STORED RECORDS:
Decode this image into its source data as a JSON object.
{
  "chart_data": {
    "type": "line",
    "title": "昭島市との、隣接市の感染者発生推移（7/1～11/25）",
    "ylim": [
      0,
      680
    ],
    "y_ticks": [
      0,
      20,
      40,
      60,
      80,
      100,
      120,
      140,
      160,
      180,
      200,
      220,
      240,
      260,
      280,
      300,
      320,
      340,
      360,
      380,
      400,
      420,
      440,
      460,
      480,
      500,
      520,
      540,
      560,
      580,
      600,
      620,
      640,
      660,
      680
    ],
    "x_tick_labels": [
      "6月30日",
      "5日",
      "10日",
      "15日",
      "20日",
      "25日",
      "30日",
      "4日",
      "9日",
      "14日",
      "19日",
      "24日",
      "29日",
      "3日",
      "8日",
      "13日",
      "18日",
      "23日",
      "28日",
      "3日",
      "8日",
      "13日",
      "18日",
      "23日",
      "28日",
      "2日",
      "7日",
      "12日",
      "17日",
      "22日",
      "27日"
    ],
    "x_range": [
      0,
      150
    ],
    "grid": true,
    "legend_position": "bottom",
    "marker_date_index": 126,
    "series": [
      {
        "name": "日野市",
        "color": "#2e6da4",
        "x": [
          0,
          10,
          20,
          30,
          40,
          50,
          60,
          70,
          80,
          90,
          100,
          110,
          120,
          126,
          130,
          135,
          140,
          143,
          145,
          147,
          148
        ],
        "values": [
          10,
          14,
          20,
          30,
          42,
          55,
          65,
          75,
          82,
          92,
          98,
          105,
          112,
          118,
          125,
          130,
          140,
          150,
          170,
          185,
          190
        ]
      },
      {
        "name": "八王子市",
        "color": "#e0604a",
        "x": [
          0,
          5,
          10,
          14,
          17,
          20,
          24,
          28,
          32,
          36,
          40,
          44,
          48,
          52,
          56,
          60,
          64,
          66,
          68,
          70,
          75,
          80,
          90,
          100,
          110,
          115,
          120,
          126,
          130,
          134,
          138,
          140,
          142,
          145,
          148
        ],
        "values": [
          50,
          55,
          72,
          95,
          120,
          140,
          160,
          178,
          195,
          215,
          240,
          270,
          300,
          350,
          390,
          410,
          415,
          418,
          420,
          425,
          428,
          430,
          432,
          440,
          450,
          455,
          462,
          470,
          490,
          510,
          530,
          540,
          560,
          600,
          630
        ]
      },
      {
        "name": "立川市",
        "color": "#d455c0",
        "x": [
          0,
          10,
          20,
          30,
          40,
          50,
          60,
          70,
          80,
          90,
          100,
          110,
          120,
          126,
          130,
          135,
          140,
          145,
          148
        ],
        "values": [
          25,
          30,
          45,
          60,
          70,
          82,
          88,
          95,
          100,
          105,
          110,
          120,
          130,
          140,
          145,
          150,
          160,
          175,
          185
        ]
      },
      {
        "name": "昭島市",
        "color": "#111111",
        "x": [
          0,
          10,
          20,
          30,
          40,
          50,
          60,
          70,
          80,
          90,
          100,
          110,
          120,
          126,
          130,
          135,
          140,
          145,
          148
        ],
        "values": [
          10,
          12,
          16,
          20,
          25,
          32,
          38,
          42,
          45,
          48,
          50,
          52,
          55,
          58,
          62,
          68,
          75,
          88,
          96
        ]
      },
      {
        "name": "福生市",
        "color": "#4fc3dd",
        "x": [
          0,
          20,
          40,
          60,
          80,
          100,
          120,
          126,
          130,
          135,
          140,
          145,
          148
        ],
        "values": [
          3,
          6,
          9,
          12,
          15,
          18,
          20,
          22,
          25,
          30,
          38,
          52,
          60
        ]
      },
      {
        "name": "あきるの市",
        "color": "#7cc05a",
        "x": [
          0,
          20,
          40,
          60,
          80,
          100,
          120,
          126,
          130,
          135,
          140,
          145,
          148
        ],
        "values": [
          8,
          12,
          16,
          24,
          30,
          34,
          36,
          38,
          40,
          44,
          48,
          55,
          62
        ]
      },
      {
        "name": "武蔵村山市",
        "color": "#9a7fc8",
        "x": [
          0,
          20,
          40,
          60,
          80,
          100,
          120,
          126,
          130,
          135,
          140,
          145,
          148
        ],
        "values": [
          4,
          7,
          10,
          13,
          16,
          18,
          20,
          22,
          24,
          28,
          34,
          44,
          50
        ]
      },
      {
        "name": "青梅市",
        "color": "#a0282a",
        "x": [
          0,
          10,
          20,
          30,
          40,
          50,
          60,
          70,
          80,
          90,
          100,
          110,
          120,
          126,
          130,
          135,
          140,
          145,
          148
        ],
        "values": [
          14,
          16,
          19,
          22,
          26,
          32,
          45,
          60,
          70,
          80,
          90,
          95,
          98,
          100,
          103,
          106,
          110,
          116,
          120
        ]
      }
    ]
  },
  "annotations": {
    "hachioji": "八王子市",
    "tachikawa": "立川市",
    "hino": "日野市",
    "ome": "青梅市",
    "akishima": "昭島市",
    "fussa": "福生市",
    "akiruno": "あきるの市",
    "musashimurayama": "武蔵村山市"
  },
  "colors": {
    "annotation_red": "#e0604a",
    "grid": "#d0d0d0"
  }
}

EXERCISE DIRECTIONS: Provide all the records again, word for word.

ANSWER:
Decode this image into its source data as a JSON object.
{
  "chart_data": {
    "type": "line",
    "title": "昭島市との、隣接市の感染者発生推移（7/1～11/25）",
    "ylim": [
      0,
      680
    ],
    "y_ticks": [
      0,
      20,
      40,
      60,
      80,
      100,
      120,
      140,
      160,
      180,
      200,
      220,
      240,
      260,
      280,
      300,
      320,
      340,
      360,
      380,
      400,
      420,
      440,
      460,
      480,
      500,
      520,
      540,
      560,
      580,
      600,
      620,
      640,
      660,
      680
    ],
    "x_tick_labels": [
      "6月30日",
      "5日",
      "10日",
      "15日",
      "20日",
      "25日",
      "30日",
      "4日",
      "9日",
      "14日",
      "19日",
      "24日",
      "29日",
      "3日",
      "8日",
      "13日",
      "18日",
      "23日",
      "28日",
      "3日",
      "8日",
      "13日",
      "18日",
      "23日",
      "28日",
      "2日",
      "7日",
      "12日",
      "17日",
      "22日",
      "27日"
    ],
    "x_range": [
      0,
      150
    ],
    "grid": true,
    "legend_position": "bottom",
    "marker_date_index": 126,
    "series": [
      {
        "name": "日野市",
        "color": "#2e6da4",
        "x": [
          0,
          10,
          20,
          30,
          40,
          50,
          60,
          70,
          80,
          90,
          100,
          110,
          120,
          126,
          130,
          135,
          140,
          143,
          145,
          147,
          148
        ],
        "values": [
          10,
          14,
          20,
          30,
          42,
          55,
          65,
          75,
          82,
          92,
          98,
          105,
          112,
          118,
          125,
          130,
          140,
          150,
          170,
          185,
          190
        ]
      },
      {
        "name": "八王子市",
        "color": "#e0604a",
        "x": [
          0,
          5,
          10,
          14,
          17,
          20,
          24,
          28,
          32,
          36,
          40,
          44,
          48,
          52,
          56,
          60,
          64,
          66,
          68,
          70,
          75,
          80,
          90,
          100,
          110,
          115,
          120,
          126,
          130,
          134,
          138,
          140,
          142,
          145,
          148
        ],
        "values": [
          50,
          55,
          72,
          95,
          120,
          140,
          160,
          178,
          195,
          215,
          240,
          270,
          300,
          350,
          390,
          410,
          415,
          418,
          420,
          425,
          428,
          430,
          432,
          440,
          450,
          455,
          462,
          470,
          490,
          510,
          530,
          540,
          560,
          600,
          630
        ]
      },
      {
        "name": "立川市",
        "color": "#d455c0",
        "x": [
          0,
          10,
          20,
          30,
          40,
          50,
          60,
          70,
          80,
          90,
          100,
          110,
          120,
          126,
          130,
          135,
          140,
          145,
          148
        ],
        "values": [
          25,
          30,
          45,
          60,
          70,
          82,
          88,
          95,
          100,
          105,
          110,
          120,
          130,
          140,
          145,
          150,
          160,
          175,
          185
        ]
      },
      {
        "name": "昭島市",
        "color": "#111111",
        "x": [
          0,
          10,
          20,
          30,
          40,
          50,
          60,
          70,
          80,
          90,
          100,
          110,
          120,
          126,
          130,
          135,
          140,
          145,
          148
        ],
        "values": [
          10,
          12,
          16,
          20,
          25,
          32,
          38,
          42,
          45,
          48,
          50,
          52,
          55,
          58,
          62,
          68,
          75,
          88,
          96
        ]
      },
      {
        "name": "福生市",
        "color": "#4fc3dd",
        "x": [
          0,
          20,
          40,
          60,
          80,
          100,
          120,
          126,
          130,
          135,
          140,
          145,
          148
        ],
        "values": [
          3,
          6,
          9,
          12,
          15,
          18,
          20,
          22,
          25,
          30,
          38,
          52,
          60
        ]
      },
      {
        "name": "あきるの市",
        "color": "#7cc05a",
        "x": [
          0,
          20,
          40,
          60,
          80,
          100,
          120,
          126,
          130,
          135,
          140,
          145,
          148
        ],
        "values": [
          8,
          12,
          16,
          24,
          30,
          34,
          36,
          38,
          40,
          44,
          48,
          55,
          62
        ]
      },
      {
        "name": "武蔵村山市",
        "color": "#9a7fc8",
        "x": [
          0,
          20,
          40,
          60,
          80,
          100,
          120,
          126,
          130,
          135,
          140,
          145,
          148
        ],
        "values": [
          4,
          7,
          10,
          13,
          16,
          18,
          20,
          22,
          24,
          28,
          34,
          44,
          50
        ]
      },
      {
        "name": "青梅市",
        "color": "#a0282a",
        "x": [
          0,
          10,
          20,
          30,
          40,
          50,
          60,
          70,
          80,
          90,
          100,
          110,
          120,
          126,
          130,
          135,
          140,
          145,
          148
        ],
        "values": [
          14,
          16,
          19,
          22,
          26,
          32,
          45,
          60,
          70,
          80,
          90,
          95,
          98,
          100,
          103,
          106,
          110,
          116,
          120
        ]
      }
    ]
  },
  "annotations": {
    "hachioji": "八王子市",
    "tachikawa": "立川市",
    "hino": "日野市",
    "ome": "青梅市",
    "akishima": "昭島市",
    "fussa": "福生市",
    "akiruno": "あきるの市",
    "musashimurayama": "武蔵村山市"
  },
  "colors": {
    "annotation_red": "#e0604a",
    "grid": "#d0d0d0"
  }
}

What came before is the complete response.